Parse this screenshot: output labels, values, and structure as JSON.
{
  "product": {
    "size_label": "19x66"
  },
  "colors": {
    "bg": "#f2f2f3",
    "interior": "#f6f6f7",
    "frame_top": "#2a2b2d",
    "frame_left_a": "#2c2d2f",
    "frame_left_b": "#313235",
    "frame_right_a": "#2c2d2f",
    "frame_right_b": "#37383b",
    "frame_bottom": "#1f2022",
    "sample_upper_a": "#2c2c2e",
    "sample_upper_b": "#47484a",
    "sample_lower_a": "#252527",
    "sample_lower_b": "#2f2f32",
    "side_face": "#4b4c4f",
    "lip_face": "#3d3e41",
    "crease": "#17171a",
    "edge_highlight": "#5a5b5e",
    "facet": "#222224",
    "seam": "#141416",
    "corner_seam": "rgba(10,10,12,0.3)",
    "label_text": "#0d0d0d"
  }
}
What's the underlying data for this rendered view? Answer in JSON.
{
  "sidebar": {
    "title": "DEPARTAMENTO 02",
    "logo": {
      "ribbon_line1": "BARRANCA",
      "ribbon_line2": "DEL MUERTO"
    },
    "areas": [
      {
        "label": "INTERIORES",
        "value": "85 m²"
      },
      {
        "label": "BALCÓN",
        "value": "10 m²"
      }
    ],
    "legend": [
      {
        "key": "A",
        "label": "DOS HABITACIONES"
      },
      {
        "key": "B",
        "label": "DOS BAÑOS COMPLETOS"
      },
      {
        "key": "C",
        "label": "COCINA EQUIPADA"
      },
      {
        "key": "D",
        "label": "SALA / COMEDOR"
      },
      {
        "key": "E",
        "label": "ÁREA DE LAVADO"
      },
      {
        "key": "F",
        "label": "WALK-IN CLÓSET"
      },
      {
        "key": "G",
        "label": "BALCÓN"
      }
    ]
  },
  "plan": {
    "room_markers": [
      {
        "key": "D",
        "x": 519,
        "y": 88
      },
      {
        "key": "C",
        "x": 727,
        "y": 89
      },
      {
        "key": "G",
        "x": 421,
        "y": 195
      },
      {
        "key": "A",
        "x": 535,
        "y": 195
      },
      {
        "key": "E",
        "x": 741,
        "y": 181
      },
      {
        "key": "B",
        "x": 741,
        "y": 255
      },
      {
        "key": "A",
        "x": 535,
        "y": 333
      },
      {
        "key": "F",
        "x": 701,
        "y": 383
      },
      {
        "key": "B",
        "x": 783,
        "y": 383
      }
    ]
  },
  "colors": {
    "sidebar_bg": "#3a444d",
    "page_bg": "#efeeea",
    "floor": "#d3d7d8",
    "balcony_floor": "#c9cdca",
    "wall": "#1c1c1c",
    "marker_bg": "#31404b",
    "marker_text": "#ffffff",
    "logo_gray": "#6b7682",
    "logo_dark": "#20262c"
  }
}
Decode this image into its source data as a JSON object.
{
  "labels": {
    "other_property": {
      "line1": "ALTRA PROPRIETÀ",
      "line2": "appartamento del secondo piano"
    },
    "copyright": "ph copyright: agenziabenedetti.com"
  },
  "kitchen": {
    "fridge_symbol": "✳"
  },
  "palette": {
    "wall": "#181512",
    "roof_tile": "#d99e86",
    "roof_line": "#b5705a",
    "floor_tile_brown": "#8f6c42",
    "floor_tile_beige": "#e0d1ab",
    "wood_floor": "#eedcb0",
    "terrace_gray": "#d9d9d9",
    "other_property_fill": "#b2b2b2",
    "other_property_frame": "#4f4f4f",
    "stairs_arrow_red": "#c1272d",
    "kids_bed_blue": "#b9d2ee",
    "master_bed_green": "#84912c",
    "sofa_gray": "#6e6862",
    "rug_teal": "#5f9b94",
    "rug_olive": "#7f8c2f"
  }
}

__Goal__.
Look through the entries above and report the number of lines that contain "data". Write only the number.

__Result of this exercise__.
2